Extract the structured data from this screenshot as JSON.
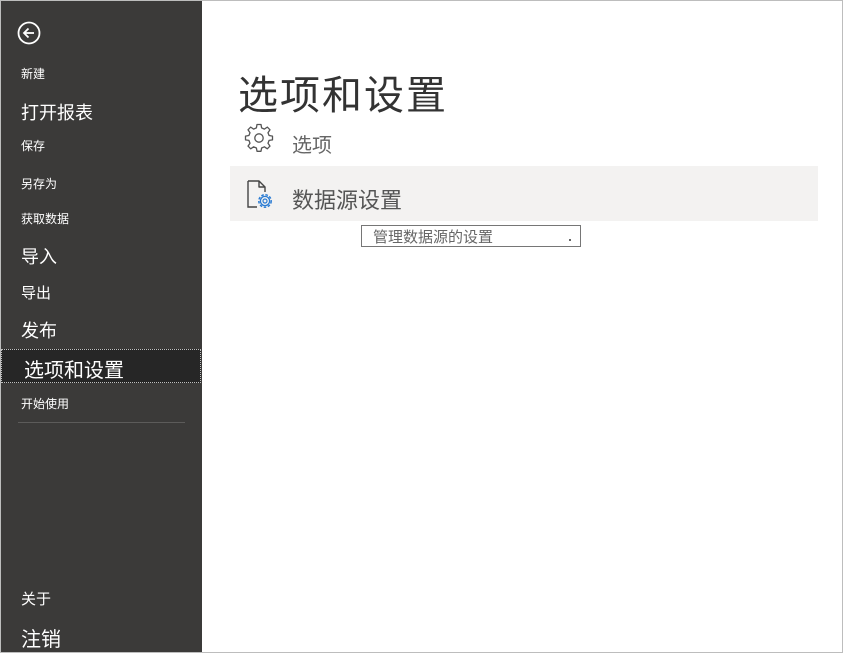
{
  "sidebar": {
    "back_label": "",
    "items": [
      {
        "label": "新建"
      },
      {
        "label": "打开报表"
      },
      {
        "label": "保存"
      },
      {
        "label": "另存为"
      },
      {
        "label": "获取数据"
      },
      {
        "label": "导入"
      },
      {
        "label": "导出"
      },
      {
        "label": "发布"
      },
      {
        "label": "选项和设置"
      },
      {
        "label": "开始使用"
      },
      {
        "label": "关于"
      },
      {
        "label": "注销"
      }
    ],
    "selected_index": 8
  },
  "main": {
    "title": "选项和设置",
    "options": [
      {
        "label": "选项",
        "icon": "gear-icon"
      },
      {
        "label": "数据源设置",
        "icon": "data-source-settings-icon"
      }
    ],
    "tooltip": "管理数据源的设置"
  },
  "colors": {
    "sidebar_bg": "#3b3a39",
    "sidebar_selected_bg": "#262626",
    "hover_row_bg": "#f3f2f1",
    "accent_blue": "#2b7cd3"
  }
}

Objective: Keep the pictures out of your copy, and repeat every entry above exactly.

Answer to the problem:
Extract the structured data from this screenshot as JSON.
{
  "sidebar": {
    "back_label": "",
    "items": [
      {
        "label": "新建"
      },
      {
        "label": "打开报表"
      },
      {
        "label": "保存"
      },
      {
        "label": "另存为"
      },
      {
        "label": "获取数据"
      },
      {
        "label": "导入"
      },
      {
        "label": "导出"
      },
      {
        "label": "发布"
      },
      {
        "label": "选项和设置"
      },
      {
        "label": "开始使用"
      },
      {
        "label": "关于"
      },
      {
        "label": "注销"
      }
    ],
    "selected_index": 8
  },
  "main": {
    "title": "选项和设置",
    "options": [
      {
        "label": "选项",
        "icon": "gear-icon"
      },
      {
        "label": "数据源设置",
        "icon": "data-source-settings-icon"
      }
    ],
    "tooltip": "管理数据源的设置"
  },
  "colors": {
    "sidebar_bg": "#3b3a39",
    "sidebar_selected_bg": "#262626",
    "hover_row_bg": "#f3f2f1",
    "accent_blue": "#2b7cd3"
  }
}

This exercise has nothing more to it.